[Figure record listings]

════

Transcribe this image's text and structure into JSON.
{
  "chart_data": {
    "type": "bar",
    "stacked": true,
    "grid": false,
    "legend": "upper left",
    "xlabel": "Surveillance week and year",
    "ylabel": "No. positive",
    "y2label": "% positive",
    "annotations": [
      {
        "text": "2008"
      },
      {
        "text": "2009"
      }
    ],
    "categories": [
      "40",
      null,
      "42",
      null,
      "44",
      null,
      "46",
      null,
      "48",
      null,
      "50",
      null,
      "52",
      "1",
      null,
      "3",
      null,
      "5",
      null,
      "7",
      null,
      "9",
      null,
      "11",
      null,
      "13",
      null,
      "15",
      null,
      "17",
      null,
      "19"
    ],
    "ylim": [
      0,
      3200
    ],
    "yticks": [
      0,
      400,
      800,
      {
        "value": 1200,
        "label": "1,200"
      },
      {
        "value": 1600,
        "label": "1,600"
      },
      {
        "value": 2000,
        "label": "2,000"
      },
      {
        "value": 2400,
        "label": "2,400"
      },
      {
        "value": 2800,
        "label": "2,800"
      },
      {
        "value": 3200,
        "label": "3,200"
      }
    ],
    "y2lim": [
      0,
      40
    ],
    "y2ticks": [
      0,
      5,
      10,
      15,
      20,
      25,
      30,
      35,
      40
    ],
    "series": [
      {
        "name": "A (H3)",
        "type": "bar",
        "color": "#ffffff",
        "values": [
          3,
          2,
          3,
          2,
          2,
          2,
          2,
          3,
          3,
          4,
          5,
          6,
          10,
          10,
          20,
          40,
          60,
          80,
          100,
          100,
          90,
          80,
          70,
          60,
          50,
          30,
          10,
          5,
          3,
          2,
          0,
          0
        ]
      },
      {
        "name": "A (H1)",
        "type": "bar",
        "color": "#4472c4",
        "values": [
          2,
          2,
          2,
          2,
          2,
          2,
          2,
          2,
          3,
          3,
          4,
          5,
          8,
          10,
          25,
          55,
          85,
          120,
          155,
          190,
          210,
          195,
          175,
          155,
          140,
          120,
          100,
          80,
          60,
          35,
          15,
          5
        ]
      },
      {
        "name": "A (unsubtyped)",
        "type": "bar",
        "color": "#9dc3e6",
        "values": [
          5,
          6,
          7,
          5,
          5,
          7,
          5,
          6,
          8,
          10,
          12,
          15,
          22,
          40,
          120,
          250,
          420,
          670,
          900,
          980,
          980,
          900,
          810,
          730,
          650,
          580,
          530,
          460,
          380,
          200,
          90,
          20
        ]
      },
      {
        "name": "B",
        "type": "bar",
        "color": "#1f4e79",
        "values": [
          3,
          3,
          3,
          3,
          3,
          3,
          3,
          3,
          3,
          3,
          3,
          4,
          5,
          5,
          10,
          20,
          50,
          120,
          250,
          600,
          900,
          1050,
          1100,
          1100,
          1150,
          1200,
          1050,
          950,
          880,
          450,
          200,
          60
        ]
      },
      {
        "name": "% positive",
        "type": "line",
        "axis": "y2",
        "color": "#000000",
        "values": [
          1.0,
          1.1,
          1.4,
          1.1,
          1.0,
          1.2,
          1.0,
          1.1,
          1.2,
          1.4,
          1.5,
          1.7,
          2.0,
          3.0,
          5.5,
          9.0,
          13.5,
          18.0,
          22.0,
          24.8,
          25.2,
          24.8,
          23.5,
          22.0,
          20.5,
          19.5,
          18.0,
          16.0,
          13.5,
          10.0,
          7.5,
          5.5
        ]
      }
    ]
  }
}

════

## PROMPT
Give the number of lines in the data that contain "positive", with no other words.

## RESPONSE TO THE EXERCISE
3